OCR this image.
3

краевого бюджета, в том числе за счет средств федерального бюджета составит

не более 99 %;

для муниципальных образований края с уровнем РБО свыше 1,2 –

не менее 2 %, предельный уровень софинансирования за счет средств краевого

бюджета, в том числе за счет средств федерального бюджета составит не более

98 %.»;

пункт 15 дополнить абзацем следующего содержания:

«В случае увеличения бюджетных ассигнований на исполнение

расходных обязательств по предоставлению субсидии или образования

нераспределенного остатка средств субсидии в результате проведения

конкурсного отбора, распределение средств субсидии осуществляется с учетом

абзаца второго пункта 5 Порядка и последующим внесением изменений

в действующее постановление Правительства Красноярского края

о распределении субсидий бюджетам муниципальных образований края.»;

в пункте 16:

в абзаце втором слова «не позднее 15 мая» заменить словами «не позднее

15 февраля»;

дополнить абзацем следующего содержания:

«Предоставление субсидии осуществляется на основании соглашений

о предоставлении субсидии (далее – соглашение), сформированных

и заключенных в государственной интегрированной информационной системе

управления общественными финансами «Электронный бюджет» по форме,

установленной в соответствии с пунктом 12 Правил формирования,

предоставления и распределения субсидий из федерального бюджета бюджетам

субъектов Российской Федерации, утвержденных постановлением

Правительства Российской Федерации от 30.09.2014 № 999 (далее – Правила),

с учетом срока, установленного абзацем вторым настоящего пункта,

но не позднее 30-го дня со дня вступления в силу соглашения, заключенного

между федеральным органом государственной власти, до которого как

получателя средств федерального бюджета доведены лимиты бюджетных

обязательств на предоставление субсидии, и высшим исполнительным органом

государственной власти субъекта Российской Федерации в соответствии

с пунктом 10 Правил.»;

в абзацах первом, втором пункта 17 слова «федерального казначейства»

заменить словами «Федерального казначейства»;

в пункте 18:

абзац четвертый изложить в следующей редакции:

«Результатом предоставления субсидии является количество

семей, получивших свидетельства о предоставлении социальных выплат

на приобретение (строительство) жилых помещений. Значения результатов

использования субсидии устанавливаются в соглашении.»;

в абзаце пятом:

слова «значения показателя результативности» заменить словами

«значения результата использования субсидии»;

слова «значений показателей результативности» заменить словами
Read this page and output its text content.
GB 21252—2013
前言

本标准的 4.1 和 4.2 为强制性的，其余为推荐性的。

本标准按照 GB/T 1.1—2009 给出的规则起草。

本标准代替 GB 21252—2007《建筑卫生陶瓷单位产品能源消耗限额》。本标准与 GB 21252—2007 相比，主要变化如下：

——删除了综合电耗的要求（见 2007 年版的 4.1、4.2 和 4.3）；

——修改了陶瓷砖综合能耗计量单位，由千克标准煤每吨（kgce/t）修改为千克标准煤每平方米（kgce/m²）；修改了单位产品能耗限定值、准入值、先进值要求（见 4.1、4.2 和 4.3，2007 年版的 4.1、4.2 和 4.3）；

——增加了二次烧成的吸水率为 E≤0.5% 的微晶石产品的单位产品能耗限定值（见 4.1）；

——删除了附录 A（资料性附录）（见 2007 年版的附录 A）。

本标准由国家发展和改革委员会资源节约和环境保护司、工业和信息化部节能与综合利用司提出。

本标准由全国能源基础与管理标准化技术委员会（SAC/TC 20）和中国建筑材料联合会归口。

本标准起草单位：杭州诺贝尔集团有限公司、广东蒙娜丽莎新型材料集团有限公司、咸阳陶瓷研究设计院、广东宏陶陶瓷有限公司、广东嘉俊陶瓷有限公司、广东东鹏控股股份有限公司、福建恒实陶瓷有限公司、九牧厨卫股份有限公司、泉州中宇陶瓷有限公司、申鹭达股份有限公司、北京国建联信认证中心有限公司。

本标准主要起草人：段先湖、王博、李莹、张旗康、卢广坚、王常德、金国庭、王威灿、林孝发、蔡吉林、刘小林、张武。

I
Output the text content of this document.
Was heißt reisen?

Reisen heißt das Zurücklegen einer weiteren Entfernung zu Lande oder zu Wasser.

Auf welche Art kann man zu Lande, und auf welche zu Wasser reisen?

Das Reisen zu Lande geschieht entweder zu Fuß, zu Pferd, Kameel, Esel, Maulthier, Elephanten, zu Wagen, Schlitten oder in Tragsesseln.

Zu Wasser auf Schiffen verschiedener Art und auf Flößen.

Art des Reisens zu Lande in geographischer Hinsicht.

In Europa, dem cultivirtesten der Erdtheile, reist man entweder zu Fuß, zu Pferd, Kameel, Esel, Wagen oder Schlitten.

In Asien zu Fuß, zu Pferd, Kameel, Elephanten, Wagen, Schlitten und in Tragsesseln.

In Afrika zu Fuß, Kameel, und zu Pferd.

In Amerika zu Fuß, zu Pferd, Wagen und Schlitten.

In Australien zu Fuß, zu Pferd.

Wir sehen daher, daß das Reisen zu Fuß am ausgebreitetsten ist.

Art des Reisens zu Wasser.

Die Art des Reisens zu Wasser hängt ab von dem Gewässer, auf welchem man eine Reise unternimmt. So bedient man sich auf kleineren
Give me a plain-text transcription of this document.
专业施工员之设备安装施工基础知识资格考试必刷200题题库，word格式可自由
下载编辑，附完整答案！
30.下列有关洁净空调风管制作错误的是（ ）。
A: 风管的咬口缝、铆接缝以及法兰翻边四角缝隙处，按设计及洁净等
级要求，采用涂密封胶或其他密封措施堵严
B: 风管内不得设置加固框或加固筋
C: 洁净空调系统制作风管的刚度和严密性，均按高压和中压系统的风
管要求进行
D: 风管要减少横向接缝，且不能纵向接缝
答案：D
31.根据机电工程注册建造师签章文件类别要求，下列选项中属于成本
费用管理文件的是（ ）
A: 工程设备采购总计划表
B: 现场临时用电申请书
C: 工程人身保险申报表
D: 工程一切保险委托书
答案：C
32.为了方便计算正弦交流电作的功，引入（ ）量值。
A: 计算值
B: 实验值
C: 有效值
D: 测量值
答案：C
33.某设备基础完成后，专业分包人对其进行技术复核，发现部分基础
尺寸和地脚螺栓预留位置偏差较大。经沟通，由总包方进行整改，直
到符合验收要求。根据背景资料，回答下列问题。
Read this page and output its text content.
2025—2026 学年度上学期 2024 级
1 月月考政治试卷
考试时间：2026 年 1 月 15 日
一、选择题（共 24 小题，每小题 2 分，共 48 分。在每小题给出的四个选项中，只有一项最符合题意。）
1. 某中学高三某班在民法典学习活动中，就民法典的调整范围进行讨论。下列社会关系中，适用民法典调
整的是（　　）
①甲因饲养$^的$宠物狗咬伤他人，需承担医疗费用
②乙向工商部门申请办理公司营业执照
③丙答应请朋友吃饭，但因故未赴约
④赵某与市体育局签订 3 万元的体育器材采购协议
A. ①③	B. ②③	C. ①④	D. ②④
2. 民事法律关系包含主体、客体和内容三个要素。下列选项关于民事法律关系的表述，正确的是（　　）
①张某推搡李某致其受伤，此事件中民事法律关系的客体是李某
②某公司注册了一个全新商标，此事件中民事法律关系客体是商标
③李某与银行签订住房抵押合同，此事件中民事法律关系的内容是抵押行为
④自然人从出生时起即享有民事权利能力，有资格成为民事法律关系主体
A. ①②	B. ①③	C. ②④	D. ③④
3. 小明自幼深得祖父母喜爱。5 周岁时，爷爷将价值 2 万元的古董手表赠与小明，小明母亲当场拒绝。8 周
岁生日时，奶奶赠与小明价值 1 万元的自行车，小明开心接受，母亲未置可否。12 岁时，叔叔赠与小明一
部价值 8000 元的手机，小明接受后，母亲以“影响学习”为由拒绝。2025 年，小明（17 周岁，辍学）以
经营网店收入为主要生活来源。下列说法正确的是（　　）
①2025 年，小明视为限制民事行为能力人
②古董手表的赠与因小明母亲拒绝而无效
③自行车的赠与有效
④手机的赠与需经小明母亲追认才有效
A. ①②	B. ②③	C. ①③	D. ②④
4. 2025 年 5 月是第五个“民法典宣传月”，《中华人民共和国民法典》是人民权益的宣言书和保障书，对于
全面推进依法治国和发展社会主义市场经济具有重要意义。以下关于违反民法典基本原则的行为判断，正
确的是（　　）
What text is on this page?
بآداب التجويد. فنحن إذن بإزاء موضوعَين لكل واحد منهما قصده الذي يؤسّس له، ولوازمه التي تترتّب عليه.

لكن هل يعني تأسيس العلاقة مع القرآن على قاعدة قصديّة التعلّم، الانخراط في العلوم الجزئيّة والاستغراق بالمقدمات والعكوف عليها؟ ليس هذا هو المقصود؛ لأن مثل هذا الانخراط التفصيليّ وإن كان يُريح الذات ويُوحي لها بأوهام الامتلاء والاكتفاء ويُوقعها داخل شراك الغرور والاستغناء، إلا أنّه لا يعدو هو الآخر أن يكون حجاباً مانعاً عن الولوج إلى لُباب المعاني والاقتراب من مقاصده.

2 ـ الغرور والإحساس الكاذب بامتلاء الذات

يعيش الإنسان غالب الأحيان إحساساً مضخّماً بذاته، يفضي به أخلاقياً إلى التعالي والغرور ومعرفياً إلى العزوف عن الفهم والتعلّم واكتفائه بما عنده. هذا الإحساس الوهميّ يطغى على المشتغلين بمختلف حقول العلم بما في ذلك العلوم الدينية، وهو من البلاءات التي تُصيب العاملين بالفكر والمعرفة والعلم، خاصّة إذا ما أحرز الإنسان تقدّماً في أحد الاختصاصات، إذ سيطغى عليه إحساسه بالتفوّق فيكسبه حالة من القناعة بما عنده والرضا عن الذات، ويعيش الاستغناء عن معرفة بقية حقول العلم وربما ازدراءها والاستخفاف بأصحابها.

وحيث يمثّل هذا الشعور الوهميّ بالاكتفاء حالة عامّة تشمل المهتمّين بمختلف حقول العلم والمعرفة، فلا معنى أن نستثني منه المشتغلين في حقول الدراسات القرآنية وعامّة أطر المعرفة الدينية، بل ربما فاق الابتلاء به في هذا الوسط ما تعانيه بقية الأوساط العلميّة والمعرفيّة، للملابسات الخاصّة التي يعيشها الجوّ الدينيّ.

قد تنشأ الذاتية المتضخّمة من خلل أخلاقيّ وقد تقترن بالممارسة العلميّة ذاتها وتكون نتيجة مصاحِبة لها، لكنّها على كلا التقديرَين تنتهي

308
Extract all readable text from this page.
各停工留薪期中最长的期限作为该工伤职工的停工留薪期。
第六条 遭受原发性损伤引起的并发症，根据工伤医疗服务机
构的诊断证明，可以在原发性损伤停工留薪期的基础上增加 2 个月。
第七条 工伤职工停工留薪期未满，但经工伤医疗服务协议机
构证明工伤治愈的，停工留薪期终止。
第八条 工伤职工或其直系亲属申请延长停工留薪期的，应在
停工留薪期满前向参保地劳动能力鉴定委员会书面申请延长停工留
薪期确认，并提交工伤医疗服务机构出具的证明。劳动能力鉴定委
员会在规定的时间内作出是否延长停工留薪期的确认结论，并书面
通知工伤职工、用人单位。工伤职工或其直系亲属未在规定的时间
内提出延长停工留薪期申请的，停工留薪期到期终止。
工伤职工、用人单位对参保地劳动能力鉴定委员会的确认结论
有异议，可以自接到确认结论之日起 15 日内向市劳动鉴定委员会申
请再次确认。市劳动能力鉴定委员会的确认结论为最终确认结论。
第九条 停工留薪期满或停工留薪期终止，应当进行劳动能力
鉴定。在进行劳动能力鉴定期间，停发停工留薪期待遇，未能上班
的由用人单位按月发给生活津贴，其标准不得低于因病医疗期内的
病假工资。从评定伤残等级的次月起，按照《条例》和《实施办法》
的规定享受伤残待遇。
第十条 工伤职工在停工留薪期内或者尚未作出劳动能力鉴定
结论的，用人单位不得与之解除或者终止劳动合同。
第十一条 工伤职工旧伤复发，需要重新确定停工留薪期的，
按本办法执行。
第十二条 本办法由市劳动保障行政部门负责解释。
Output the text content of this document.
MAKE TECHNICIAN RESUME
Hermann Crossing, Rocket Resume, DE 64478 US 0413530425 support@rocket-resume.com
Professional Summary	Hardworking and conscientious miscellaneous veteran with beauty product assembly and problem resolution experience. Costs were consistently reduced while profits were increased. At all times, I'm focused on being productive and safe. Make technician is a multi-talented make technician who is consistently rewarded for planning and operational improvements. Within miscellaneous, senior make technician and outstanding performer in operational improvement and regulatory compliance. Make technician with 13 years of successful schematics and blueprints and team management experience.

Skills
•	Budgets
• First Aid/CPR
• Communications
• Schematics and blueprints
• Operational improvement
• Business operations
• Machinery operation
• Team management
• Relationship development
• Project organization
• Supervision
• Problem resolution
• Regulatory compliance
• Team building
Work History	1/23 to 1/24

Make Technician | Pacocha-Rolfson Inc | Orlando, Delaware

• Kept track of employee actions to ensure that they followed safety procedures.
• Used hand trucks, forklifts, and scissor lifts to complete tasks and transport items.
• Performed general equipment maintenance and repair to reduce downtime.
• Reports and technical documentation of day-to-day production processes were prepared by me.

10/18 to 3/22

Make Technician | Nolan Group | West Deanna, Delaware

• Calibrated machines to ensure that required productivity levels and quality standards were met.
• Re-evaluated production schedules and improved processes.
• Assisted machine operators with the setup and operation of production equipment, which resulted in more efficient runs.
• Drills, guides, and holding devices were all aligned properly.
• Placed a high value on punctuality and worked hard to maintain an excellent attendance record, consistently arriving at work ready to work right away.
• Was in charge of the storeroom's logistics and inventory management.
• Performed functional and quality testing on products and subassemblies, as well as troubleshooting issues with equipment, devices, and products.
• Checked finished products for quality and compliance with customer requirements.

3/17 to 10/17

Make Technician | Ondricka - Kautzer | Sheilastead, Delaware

▶ **Exercise**: Looking back at the lines above, state how many contain the word "Правительства", and supply nothing besides the number.

▶ **Task solution**: 2